TASK: Recast every line of the material below as a Markdown table with the columns Row and Line, numbering the rows in order and skipping any blank lines.

═══

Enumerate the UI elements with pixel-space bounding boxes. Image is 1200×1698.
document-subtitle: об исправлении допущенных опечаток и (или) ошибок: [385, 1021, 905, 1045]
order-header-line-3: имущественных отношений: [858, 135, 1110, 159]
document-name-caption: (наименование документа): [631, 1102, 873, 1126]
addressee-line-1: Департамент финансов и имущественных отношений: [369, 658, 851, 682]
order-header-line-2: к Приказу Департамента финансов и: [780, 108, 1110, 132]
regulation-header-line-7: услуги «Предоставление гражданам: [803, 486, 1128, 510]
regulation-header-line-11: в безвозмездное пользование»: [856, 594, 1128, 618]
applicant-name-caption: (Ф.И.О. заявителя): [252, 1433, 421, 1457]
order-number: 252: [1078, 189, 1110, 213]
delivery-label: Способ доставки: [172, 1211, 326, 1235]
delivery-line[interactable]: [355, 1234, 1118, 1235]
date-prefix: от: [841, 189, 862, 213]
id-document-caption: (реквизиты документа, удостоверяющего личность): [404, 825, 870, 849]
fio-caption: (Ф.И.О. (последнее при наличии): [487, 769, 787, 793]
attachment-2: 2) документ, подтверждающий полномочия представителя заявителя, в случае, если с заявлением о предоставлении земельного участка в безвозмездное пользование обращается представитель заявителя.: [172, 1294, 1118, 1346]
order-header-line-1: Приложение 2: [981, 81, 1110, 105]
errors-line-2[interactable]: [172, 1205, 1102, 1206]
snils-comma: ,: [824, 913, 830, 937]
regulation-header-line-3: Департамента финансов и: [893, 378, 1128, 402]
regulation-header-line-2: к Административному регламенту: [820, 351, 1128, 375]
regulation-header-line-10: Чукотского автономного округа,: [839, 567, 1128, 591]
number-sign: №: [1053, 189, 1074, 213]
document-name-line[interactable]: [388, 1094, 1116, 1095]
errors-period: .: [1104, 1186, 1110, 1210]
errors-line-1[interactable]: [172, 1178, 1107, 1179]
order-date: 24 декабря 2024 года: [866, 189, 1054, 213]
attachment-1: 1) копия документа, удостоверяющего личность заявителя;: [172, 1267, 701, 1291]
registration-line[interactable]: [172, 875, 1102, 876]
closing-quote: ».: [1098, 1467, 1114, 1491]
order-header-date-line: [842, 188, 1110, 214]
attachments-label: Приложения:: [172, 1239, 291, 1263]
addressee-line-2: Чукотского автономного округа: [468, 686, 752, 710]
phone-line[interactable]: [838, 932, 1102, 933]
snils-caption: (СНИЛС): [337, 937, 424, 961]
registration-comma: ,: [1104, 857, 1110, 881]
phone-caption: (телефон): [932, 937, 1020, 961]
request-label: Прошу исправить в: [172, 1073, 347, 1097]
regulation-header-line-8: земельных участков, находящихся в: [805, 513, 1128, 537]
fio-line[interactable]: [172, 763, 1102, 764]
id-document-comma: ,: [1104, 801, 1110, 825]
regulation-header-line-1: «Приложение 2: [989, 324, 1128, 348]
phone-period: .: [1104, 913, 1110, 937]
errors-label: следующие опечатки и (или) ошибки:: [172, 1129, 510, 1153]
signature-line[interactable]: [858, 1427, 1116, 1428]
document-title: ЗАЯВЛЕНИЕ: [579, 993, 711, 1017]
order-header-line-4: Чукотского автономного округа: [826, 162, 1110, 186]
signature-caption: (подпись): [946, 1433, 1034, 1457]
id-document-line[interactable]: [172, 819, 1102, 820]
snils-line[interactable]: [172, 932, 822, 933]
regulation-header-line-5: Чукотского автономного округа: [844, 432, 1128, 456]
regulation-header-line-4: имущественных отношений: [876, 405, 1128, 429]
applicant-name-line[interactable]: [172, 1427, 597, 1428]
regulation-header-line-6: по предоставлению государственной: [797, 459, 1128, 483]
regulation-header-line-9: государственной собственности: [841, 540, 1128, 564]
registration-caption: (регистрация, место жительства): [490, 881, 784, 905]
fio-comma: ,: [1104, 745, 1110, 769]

═══

WRITTEN ANSWER:
| Row | Line |
|---|---|
| 1 | Enumerate the UI elements with pixel-space bounding boxes. Image is 1200×1698. |
| 2 | document-subtitle: об исправлении допущенных опечаток и (или) ошибок: [385, 1021, 905, 1045] |
| 3 | order-header-line-3: имущественных отношений: [858, 135, 1110, 159] |
| 4 | document-name-caption: (наименование документа): [631, 1102, 873, 1126] |
| 5 | addressee-line-1: Департамент финансов и имущественных отношений: [369, 658, 851, 682] |
| 6 | order-header-line-2: к Приказу Департамента финансов и: [780, 108, 1110, 132] |
| 7 | regulation-header-line-7: услуги «Предоставление гражданам: [803, 486, 1128, 510] |
| 8 | regulation-header-line-11: в безвозмездное пользование»: [856, 594, 1128, 618] |
| 9 | applicant-name-caption: (Ф.И.О. заявителя): [252, 1433, 421, 1457] |
| 10 | order-number: 252: [1078, 189, 1110, 213] |
| 11 | delivery-label: Способ доставки: [172, 1211, 326, 1235] |
| 12 | delivery-line[interactable]: [355, 1234, 1118, 1235] |
| 13 | date-prefix: от: [841, 189, 862, 213] |
| 14 | id-document-caption: (реквизиты документа, удостоверяющего личность): [404, 825, 870, 849] |
| 15 | fio-caption: (Ф.И.О. (последнее при наличии): [487, 769, 787, 793] |
| 16 | attachment-2: 2) документ, подтверждающий полномочия представителя заявителя, в случае, если с заявлением о предоставлении земельного участка в безвозмездное пользование обращается представитель заявителя.: [172, 1294, 1118, 1346] |
| 17 | order-header-line-1: Приложение 2: [981, 81, 1110, 105] |
| 18 | errors-line-2[interactable]: [172, 1205, 1102, 1206] |
| 19 | snils-comma: ,: [824, 913, 830, 937] |
| 20 | regulation-header-line-3: Департамента финансов и: [893, 378, 1128, 402] |
| 21 | regulation-header-line-2: к Административному регламенту: [820, 351, 1128, 375] |
| 22 | regulation-header-line-10: Чукотского автономного округа,: [839, 567, 1128, 591] |
| 23 | number-sign: №: [1053, 189, 1074, 213] |
| 24 | document-name-line[interactable]: [388, 1094, 1116, 1095] |
| 25 | errors-period: .: [1104, 1186, 1110, 1210] |
| 26 | errors-line-1[interactable]: [172, 1178, 1107, 1179] |
| 27 | order-date: 24 декабря 2024 года: [866, 189, 1054, 213] |
| 28 | attachment-1: 1) копия документа, удостоверяющего личность заявителя;: [172, 1267, 701, 1291] |
| 29 | registration-line[interactable]: [172, 875, 1102, 876] |
| 30 | closing-quote: ».: [1098, 1467, 1114, 1491] |
| 31 | order-header-date-line: [842, 188, 1110, 214] |
| 32 | attachments-label: Приложения:: [172, 1239, 291, 1263] |
| 33 | addressee-line-2: Чукотского автономного округа: [468, 686, 752, 710] |
| 34 | phone-line[interactable]: [838, 932, 1102, 933] |
| 35 | snils-caption: (СНИЛС): [337, 937, 424, 961] |
| 36 | registration-comma: ,: [1104, 857, 1110, 881] |
| 37 | phone-caption: (телефон): [932, 937, 1020, 961] |
| 38 | request-label: Прошу исправить в: [172, 1073, 347, 1097] |
| 39 | regulation-header-line-8: земельных участков, находящихся в: [805, 513, 1128, 537] |
| 40 | fio-line[interactable]: [172, 763, 1102, 764] |
| 41 | id-document-comma: ,: [1104, 801, 1110, 825] |
| 42 | regulation-header-line-1: «Приложение 2: [989, 324, 1128, 348] |
| 43 | phone-period: .: [1104, 913, 1110, 937] |
| 44 | errors-label: следующие опечатки и (или) ошибки:: [172, 1129, 510, 1153] |
| 45 | signature-line[interactable]: [858, 1427, 1116, 1428] |
| 46 | document-title: ЗАЯВЛЕНИЕ: [579, 993, 711, 1017] |
| 47 | order-header-line-4: Чукотского автономного округа: [826, 162, 1110, 186] |
| 48 | signature-caption: (подпись): [946, 1433, 1034, 1457] |
| 49 | id-document-line[interactable]: [172, 819, 1102, 820] |
| 50 | snils-line[interactable]: [172, 932, 822, 933] |
| 51 | regulation-header-line-5: Чукотского автономного округа: [844, 432, 1128, 456] |
| 52 | regulation-header-line-4: имущественных отношений: [876, 405, 1128, 429] |
| 53 | applicant-name-line[interactable]: [172, 1427, 597, 1428] |
| 54 | regulation-header-line-6: по предоставлению государственной: [797, 459, 1128, 483] |
| 55 | regulation-header-line-9: государственной собственности: [841, 540, 1128, 564] |
| 56 | registration-caption: (регистрация, место жительства): [490, 881, 784, 905] |
| 57 | fio-comma: ,: [1104, 745, 1110, 769] |